Document excerpt
---

Before we delve into a discussion, we should make it clear there is no such thing as an LLC partnership. These are two different business entity forms that are similar in many aspects, yet are not the same. There exist a limited liability partnership as an LLC and partnership hybrid but it’s a subject for the other article. Here, though, we are going to look into LLCs and partnerships as separate legal entities and how they stack up. So, keep on reading to find out how these legal structures function and how they differ.
Understanding an LLC and a Partnership
For the start, both structures are a great choice for smaller businesses and startups since they are pretty easy to form and operate, with not so many management formalities as well. Hence, both of these business entity types are widely popular in the US. For the sake of truth, it’s worth saying that LLCs are recently taking the lead, and we’ll explain why below.
Coming down to LLC and partnership definitions, a partnership is a sort of agreement between two or more parties sharing the same business interests and seeking to set up a venture for profit. Partnership relations imply that business profits and losses are distributed proportionally to each partner’s contribution to the company equity. Likewise, business partners who are company co-owners could share the business management or appoint a managing partner as the case may be.
A limited liability company, on the other hand, also applies partnership principles in membership relations and business operation while combining them with limited liability protections usually pertinent to corporations. Thus, an LLC is a hybrid legal structure embracing the best of both worlds. Formed by one or several members, LLCs can be managed by either one of those members or by a hired manager. Similar to partnerships, business revenues and losses are shared by the LLC owners pro-rata to their percentage interest.

---

Data listing
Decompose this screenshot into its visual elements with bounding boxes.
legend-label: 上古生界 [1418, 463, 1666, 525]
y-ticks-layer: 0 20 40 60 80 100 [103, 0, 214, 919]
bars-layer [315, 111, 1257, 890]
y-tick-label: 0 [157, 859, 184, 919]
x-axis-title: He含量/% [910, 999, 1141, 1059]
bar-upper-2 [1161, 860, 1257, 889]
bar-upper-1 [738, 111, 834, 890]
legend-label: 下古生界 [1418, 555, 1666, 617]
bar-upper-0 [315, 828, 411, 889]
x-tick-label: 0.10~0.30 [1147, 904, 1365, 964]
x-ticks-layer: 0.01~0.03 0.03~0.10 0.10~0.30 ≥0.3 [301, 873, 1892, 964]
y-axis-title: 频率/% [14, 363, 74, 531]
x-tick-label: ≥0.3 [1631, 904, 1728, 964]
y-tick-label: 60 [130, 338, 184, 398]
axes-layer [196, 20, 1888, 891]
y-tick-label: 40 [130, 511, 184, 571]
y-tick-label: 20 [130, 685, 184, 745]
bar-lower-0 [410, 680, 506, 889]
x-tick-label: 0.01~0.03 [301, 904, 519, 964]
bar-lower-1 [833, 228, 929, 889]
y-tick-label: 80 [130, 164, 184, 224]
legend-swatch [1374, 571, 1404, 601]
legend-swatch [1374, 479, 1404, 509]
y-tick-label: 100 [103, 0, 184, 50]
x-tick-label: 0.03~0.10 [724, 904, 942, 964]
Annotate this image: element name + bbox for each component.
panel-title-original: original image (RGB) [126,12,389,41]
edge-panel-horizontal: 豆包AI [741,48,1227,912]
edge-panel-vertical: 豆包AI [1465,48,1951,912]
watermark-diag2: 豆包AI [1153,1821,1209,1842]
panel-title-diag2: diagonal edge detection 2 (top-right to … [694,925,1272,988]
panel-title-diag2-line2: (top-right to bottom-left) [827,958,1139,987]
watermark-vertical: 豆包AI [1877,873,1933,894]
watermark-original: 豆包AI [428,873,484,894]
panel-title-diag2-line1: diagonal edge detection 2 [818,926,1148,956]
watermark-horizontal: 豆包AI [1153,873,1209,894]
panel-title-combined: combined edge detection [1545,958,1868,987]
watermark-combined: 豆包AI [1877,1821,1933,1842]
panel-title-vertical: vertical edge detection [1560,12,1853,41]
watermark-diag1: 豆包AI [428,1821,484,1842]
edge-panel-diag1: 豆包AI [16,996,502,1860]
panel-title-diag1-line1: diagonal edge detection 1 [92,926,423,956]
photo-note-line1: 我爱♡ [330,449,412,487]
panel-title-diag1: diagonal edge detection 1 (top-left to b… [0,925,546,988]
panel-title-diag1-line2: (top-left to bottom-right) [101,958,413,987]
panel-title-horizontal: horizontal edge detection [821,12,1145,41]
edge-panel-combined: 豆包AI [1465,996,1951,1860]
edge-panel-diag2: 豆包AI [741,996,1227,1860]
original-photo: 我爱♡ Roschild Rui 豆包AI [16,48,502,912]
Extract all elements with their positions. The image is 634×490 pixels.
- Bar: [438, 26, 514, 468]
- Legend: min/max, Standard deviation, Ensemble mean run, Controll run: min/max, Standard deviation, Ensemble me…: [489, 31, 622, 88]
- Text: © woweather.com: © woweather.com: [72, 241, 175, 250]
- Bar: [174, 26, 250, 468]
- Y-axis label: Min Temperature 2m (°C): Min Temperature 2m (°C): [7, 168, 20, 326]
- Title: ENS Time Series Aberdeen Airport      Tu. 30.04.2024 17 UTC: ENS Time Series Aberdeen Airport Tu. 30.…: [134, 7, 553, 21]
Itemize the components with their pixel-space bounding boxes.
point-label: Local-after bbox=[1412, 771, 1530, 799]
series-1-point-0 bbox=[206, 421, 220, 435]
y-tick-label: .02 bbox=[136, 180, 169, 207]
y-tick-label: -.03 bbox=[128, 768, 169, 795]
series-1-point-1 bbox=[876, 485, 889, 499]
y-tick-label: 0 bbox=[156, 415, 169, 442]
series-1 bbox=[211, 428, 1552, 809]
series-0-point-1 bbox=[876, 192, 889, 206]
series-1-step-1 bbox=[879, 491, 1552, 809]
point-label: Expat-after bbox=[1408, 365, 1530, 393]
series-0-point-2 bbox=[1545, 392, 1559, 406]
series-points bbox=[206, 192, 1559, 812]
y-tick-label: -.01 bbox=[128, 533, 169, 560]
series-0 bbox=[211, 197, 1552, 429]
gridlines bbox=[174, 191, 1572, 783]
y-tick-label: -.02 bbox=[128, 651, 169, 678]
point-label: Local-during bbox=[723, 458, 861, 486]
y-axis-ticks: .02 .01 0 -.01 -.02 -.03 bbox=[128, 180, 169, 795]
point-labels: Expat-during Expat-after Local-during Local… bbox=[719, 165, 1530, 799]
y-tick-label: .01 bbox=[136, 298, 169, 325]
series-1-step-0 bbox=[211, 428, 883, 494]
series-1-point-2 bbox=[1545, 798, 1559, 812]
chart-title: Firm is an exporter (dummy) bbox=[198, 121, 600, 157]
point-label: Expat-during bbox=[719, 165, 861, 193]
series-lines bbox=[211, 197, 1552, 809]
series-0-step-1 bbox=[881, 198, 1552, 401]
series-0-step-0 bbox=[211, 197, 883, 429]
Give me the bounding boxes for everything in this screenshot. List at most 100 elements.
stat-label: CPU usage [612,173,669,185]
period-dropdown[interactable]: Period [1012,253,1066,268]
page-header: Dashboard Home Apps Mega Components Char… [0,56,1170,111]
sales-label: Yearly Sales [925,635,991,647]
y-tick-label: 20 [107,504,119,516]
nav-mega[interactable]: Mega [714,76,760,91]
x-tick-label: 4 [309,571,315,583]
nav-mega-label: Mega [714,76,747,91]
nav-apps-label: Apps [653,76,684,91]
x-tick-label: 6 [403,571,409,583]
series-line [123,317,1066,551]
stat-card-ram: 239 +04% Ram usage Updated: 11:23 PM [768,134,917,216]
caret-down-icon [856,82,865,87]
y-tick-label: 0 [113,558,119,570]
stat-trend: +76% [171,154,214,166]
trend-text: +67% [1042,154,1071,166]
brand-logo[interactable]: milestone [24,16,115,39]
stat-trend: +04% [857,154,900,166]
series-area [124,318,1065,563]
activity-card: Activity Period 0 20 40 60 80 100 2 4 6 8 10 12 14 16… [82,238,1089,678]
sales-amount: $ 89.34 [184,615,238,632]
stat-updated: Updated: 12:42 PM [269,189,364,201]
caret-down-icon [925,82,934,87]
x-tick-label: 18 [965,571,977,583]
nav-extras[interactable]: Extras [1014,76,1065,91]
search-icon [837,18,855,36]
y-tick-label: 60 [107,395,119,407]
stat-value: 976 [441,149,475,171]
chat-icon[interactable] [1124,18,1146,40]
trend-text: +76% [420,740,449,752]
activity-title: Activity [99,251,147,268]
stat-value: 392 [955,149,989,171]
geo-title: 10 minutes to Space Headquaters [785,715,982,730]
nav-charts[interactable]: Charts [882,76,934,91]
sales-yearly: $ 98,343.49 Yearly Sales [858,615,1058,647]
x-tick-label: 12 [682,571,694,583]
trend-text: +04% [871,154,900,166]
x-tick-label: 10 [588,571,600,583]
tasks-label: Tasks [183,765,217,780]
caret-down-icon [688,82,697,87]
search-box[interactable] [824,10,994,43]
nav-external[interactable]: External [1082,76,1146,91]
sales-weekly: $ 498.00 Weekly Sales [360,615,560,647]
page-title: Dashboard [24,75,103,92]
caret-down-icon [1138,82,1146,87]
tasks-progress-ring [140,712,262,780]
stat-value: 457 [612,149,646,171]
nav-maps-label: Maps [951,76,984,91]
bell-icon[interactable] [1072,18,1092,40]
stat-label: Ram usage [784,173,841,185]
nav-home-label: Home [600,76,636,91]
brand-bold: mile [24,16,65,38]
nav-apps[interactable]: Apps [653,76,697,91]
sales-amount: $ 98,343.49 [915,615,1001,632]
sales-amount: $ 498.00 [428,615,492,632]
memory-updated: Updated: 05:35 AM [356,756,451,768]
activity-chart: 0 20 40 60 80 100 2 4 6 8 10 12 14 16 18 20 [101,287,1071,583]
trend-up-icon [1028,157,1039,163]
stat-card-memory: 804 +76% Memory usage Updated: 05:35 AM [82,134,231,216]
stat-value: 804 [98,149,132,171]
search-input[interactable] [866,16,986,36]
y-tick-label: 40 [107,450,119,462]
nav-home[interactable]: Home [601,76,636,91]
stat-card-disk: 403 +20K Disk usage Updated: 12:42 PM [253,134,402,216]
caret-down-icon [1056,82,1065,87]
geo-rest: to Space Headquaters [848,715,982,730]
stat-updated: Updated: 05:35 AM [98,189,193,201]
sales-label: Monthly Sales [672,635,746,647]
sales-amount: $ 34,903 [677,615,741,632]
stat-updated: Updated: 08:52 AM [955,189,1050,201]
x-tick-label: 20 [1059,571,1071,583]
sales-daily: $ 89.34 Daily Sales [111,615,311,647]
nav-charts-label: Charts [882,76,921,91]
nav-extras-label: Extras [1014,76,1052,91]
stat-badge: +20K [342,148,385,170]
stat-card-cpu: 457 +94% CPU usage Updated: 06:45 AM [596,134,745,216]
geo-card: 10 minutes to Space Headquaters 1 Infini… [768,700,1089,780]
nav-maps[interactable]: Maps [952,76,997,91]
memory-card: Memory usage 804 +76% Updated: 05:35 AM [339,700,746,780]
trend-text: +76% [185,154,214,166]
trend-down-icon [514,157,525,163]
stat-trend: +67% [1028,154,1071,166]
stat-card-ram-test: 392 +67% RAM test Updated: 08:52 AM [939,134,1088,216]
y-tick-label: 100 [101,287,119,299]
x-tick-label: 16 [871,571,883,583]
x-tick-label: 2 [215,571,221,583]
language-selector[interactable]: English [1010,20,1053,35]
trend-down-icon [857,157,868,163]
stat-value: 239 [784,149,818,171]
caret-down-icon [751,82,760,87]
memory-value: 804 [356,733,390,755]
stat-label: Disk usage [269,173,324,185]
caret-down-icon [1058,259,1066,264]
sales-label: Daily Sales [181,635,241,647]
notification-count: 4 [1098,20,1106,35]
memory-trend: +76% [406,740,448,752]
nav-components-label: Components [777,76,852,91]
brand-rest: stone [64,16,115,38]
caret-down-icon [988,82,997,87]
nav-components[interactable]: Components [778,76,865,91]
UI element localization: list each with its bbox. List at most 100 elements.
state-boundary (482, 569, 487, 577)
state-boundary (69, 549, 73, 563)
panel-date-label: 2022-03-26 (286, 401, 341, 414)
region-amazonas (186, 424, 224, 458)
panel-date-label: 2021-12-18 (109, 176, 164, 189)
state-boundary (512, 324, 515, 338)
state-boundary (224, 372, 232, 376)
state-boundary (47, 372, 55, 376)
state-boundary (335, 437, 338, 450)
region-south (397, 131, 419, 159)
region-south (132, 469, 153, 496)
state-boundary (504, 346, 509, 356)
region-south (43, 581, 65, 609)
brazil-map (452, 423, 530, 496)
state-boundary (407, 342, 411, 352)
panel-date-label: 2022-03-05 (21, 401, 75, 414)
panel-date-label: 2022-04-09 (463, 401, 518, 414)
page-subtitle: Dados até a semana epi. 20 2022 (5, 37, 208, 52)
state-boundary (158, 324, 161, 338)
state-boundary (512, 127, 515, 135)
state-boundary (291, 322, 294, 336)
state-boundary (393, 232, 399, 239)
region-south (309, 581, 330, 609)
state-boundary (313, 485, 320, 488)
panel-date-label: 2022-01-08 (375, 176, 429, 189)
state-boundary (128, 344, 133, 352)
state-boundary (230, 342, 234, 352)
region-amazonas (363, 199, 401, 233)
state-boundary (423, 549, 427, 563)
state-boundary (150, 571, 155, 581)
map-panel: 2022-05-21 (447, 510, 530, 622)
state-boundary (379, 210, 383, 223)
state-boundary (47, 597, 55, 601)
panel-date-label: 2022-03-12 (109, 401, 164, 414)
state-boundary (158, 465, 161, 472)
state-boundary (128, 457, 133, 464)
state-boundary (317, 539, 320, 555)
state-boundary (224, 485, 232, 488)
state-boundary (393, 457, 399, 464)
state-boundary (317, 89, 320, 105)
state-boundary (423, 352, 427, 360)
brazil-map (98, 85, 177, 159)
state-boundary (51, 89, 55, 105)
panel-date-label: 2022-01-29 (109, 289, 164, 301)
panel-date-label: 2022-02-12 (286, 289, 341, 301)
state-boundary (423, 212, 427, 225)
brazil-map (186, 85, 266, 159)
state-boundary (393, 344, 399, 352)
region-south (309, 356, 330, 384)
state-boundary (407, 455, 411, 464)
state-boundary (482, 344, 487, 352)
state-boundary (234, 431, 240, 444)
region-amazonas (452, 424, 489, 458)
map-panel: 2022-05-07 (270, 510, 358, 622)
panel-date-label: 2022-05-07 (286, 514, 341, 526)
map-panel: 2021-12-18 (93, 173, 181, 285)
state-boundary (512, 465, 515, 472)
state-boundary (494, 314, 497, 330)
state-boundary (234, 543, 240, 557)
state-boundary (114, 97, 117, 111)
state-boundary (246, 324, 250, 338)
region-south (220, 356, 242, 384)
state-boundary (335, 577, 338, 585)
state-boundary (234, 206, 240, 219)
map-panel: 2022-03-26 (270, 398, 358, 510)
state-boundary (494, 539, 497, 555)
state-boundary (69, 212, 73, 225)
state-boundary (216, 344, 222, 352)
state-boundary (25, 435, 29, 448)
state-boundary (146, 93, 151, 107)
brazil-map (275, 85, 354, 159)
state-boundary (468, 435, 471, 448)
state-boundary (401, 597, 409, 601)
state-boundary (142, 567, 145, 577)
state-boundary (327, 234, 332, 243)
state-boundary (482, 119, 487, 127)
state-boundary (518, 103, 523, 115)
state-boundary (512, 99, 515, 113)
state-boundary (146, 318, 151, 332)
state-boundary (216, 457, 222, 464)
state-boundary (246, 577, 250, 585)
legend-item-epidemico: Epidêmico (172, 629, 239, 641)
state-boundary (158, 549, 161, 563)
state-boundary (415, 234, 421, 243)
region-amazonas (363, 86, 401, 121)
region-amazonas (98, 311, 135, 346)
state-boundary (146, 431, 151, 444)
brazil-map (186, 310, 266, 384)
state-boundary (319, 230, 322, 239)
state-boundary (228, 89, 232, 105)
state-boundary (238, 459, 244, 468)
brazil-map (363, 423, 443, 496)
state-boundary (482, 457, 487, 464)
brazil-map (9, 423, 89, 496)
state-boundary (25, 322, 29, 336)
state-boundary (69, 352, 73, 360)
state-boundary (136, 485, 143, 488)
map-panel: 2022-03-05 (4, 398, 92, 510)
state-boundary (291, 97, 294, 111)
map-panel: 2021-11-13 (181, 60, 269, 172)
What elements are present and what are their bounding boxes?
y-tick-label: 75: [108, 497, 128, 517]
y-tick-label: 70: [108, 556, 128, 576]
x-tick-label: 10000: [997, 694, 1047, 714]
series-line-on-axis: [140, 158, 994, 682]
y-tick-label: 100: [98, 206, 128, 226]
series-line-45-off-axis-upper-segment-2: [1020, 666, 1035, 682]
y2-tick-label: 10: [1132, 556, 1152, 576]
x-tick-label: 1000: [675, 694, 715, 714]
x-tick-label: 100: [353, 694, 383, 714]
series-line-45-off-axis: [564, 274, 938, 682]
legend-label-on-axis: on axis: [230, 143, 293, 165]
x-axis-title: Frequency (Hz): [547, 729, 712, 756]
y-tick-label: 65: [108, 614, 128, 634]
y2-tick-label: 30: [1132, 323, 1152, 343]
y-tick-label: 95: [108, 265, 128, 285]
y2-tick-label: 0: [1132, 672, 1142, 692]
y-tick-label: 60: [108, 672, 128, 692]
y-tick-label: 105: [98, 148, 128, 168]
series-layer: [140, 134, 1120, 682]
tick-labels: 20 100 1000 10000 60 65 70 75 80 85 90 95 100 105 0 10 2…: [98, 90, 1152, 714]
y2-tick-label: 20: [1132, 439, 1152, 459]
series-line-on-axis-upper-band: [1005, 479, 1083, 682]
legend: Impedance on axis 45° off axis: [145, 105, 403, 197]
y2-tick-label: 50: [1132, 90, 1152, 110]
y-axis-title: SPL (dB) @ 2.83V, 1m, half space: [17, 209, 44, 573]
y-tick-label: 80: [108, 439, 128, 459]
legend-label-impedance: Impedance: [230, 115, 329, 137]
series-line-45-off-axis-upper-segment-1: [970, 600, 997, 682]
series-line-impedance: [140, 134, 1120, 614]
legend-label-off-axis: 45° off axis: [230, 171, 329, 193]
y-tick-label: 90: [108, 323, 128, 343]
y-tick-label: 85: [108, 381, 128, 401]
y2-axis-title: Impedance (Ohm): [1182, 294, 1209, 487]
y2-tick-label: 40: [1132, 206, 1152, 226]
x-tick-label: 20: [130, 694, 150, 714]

---

Things to do
[a] Please repeat the passage of the article on LLCs and partnerships from "Understanding an LLC" up to and including "case may be.".
[b] In the article on LLCs and partnerships, who can manage an LLC?
[c] Resume the article on LLCs and partnerships after its last sentence.
The listing is separate material and has no connection to the article on LLCs and partnerships.

Expected answers
[a]
Understanding an LLC and a Partnership
For the start, both structures are a great choice for smaller businesses and startups since they are pretty easy to form and operate, with not so many management formalities as well. Hence, both of these business entity types are widely popular in the US. For the sake of truth, it’s worth saying that LLCs are recently taking the lead, and we’ll explain why below.
Coming down to LLC and partnership definitions, a partnership is a sort of agreement between two or more parties sharing the same business interests and seeking to set up a venture for profit. Partnership relations imply that business profits and losses are distributed proportionally to each partner’s contribution to the company equity. Likewise, business partners who are company co-owners could share the business management or appoint a managing partner as the case may be.

[b] Either one of its members or a hired manager.

[c]
Partnership vs LLC: Basic Similarities and Differences
While LLCs are a relatively new legal structure created to match fast-changing modern business environment, partnerships have longer history. Looking at LLCs from a historical perspective, this entity type appeared in the 1970s and took the management and operation structure of partnerships to mix it with corporate aspects. For that reason, partnerships and LLCs have many things in common.
Both partnerships and LLCs are state-specific entities, i.e registered in the state of business conduct, and both entities offer a quite simple formation process. To establish a partnership, business owners usually sign a partnership agreement and file it with the state. However, this procedure is rather formal since many states don’t have law requirements for that agreement. Meanwhile, LLCs face stricter rules in this concern. Technically, forming an LLC is as easy as filing the Articles of Organization or Certificate of Organization with the Secretary of State. However, this procedure is compulsory, and without official state registration, an LLC cannot be formed. Besides, some states have restrictions on certain partnership types while LLCs can be established under any state statutes.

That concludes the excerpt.